### Data supplied
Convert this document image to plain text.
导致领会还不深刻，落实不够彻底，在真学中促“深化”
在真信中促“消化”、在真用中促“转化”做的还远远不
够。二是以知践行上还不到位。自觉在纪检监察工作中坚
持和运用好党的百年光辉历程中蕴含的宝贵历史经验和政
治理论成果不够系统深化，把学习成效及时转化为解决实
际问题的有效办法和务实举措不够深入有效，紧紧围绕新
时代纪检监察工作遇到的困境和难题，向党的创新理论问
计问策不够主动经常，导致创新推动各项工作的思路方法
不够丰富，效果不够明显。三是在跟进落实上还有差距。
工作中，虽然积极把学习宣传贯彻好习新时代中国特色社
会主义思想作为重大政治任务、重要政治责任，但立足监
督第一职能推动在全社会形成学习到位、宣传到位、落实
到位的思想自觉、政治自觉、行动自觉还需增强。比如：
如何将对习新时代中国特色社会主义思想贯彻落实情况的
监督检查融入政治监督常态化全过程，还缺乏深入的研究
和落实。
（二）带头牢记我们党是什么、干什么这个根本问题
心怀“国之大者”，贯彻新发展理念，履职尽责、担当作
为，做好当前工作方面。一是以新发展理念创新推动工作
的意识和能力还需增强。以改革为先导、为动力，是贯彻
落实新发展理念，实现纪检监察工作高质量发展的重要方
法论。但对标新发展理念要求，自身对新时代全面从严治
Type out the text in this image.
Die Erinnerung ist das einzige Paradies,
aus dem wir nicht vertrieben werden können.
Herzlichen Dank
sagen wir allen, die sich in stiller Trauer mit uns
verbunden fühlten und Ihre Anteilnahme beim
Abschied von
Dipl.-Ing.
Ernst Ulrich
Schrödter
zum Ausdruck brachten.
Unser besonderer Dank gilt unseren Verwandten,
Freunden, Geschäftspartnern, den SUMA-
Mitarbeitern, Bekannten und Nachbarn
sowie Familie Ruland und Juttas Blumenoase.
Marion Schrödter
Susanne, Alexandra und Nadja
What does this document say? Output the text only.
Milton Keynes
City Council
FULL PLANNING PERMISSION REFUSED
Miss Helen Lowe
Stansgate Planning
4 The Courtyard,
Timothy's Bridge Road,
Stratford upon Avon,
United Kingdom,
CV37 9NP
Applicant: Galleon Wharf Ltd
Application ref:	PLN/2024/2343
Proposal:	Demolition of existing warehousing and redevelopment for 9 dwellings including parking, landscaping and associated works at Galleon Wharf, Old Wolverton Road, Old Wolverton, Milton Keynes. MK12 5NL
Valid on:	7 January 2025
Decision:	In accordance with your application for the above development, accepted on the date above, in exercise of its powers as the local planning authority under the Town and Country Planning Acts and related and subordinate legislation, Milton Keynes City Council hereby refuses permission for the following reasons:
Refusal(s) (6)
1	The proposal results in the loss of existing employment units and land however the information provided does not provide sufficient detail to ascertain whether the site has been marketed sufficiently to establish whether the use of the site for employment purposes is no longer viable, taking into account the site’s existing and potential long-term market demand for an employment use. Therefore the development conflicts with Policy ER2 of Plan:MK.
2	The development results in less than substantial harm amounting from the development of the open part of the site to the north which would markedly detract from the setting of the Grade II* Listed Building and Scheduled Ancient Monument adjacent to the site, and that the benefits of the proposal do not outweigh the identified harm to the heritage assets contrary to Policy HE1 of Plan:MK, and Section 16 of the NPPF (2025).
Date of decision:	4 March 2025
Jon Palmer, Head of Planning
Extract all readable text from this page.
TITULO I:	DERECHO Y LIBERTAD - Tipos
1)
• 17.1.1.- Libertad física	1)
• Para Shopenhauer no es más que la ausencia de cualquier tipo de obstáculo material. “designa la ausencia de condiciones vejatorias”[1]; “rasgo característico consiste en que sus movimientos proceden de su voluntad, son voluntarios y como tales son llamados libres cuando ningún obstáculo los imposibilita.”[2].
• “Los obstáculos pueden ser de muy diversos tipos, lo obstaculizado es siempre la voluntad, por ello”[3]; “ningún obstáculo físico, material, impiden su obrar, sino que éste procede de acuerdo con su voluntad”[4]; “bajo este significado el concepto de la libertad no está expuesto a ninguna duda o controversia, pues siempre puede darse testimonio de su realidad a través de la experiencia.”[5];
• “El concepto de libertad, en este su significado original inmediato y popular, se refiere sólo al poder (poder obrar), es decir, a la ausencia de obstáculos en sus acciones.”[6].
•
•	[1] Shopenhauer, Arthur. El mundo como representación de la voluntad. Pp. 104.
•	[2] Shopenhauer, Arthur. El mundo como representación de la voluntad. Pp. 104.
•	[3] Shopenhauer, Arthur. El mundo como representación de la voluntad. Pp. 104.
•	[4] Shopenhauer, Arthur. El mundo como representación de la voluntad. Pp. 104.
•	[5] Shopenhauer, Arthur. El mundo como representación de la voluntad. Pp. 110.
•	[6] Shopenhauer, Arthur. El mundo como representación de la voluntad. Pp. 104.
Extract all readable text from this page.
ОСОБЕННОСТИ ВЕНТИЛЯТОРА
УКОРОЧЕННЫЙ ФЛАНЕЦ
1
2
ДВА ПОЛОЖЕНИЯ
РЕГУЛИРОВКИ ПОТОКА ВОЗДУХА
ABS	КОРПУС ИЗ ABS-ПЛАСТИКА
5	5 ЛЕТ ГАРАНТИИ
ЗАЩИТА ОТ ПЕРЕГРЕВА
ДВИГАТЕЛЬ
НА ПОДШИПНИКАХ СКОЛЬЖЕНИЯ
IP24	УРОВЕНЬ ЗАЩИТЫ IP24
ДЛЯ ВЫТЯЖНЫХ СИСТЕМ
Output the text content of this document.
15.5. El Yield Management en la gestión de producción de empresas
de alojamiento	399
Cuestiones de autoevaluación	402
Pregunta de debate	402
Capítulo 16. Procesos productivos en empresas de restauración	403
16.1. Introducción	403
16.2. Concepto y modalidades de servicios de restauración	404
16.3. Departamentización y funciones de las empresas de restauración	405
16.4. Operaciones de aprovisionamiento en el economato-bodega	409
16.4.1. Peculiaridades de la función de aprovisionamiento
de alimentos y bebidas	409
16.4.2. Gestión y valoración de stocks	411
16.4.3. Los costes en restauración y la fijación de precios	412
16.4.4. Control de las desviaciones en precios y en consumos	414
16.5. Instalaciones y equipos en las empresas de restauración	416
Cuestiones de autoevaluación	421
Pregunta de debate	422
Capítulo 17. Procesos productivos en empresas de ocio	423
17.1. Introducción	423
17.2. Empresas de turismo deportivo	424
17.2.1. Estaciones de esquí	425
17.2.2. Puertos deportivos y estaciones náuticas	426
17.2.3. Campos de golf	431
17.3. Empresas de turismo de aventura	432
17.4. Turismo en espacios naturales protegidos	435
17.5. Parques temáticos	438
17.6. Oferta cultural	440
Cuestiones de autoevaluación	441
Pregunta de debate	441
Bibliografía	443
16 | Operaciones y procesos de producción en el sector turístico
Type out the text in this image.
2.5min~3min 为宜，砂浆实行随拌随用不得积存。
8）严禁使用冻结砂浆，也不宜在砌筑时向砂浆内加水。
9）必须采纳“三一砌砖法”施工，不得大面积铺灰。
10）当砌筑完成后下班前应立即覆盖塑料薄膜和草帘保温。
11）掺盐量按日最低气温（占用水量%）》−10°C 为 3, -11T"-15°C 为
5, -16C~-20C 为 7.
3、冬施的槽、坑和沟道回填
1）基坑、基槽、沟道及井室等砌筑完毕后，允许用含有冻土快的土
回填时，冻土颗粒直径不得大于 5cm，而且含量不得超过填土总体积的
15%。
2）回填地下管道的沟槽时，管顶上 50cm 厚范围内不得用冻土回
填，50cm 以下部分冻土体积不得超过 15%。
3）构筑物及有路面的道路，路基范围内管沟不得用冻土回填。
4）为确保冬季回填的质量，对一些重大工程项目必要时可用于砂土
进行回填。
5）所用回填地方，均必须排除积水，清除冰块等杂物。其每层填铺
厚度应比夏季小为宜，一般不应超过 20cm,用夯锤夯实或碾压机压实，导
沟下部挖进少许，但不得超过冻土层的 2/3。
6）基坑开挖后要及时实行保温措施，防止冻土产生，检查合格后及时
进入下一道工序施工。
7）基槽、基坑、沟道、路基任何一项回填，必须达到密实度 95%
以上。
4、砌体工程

### Task directions
Only lines with the word "text" are wanted, so copy each one from the records.

### Solution below
Convert this document image to plain text.
Type out the text in this image.
What does this document say? Output the text only.
Extract all readable text from this page.
Extract all readable text from this page.
Output the text content of this document.
Type out the text in this image.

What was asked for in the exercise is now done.